> _PROBLEM REQUIREMENTS_: Copy the data exactly; pictures stay out of the copy.

[Figure collection entries]
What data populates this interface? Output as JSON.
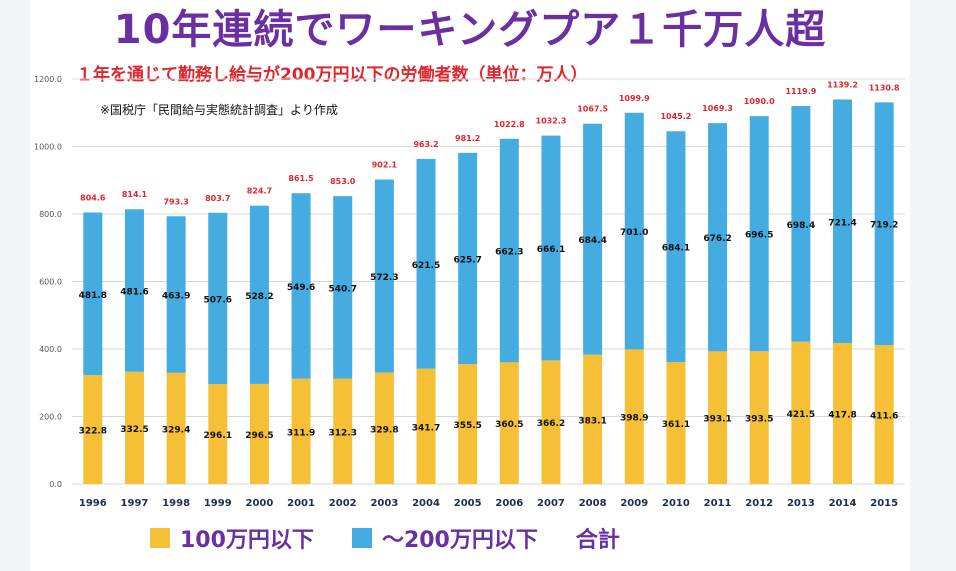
{
  "page": {
    "title": "10年連続でワーキングプア１千万人超",
    "subtitle": "１年を通じて勤務し給与が200万円以下の労働者数（単位：万人）",
    "note": "※国税庁「民間給与実態統計調査」より作成"
  },
  "colors": {
    "below100": "#f5c035",
    "to200": "#45ace2",
    "label_total": "#e0262c",
    "legend_text": "#6a2fa0"
  },
  "chart_data": {
    "type": "bar",
    "stacked": true,
    "categories": [
      "1996",
      "1997",
      "1998",
      "1999",
      "2000",
      "2001",
      "2002",
      "2003",
      "2004",
      "2005",
      "2006",
      "2007",
      "2008",
      "2009",
      "2010",
      "2011",
      "2012",
      "2013",
      "2014",
      "2015"
    ],
    "series": [
      {
        "name": "100万円以下",
        "values": [
          322.8,
          332.5,
          329.4,
          296.1,
          296.5,
          311.9,
          312.3,
          329.8,
          341.7,
          355.5,
          360.5,
          366.2,
          383.1,
          398.9,
          361.1,
          393.1,
          393.5,
          421.5,
          417.8,
          411.6
        ]
      },
      {
        "name": "～200万円以下",
        "values": [
          481.8,
          481.6,
          463.9,
          507.6,
          528.2,
          549.6,
          540.7,
          572.3,
          621.5,
          625.7,
          662.3,
          666.1,
          684.4,
          701.0,
          684.1,
          676.2,
          696.5,
          698.4,
          721.4,
          719.2
        ]
      }
    ],
    "totals": {
      "name": "合計",
      "values": [
        804.6,
        814.1,
        793.3,
        803.7,
        824.7,
        861.5,
        853.0,
        902.1,
        963.2,
        981.2,
        1022.8,
        1032.3,
        1067.5,
        1099.9,
        1045.2,
        1069.3,
        1090.0,
        1119.9,
        1139.2,
        1130.8
      ]
    },
    "ylim": [
      0,
      1200
    ],
    "yticks": [
      0,
      200,
      400,
      600,
      800,
      1000,
      1200
    ],
    "grid": true,
    "legend": "bottom"
  }
}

> _EXERCISE RESULT_:
What data populates this interface? Output as JSON.
{
  "page": {
    "title": "10年連続でワーキングプア１千万人超",
    "subtitle": "１年を通じて勤務し給与が200万円以下の労働者数（単位：万人）",
    "note": "※国税庁「民間給与実態統計調査」より作成"
  },
  "colors": {
    "below100": "#f5c035",
    "to200": "#45ace2",
    "label_total": "#e0262c",
    "legend_text": "#6a2fa0"
  },
  "chart_data": {
    "type": "bar",
    "stacked": true,
    "categories": [
      "1996",
      "1997",
      "1998",
      "1999",
      "2000",
      "2001",
      "2002",
      "2003",
      "2004",
      "2005",
      "2006",
      "2007",
      "2008",
      "2009",
      "2010",
      "2011",
      "2012",
      "2013",
      "2014",
      "2015"
    ],
    "series": [
      {
        "name": "100万円以下",
        "values": [
          322.8,
          332.5,
          329.4,
          296.1,
          296.5,
          311.9,
          312.3,
          329.8,
          341.7,
          355.5,
          360.5,
          366.2,
          383.1,
          398.9,
          361.1,
          393.1,
          393.5,
          421.5,
          417.8,
          411.6
        ]
      },
      {
        "name": "～200万円以下",
        "values": [
          481.8,
          481.6,
          463.9,
          507.6,
          528.2,
          549.6,
          540.7,
          572.3,
          621.5,
          625.7,
          662.3,
          666.1,
          684.4,
          701.0,
          684.1,
          676.2,
          696.5,
          698.4,
          721.4,
          719.2
        ]
      }
    ],
    "totals": {
      "name": "合計",
      "values": [
        804.6,
        814.1,
        793.3,
        803.7,
        824.7,
        861.5,
        853.0,
        902.1,
        963.2,
        981.2,
        1022.8,
        1032.3,
        1067.5,
        1099.9,
        1045.2,
        1069.3,
        1090.0,
        1119.9,
        1139.2,
        1130.8
      ]
    },
    "ylim": [
      0,
      1200
    ],
    "yticks": [
      0,
      200,
      400,
      600,
      800,
      1000,
      1200
    ],
    "grid": true,
    "legend": "bottom"
  }
}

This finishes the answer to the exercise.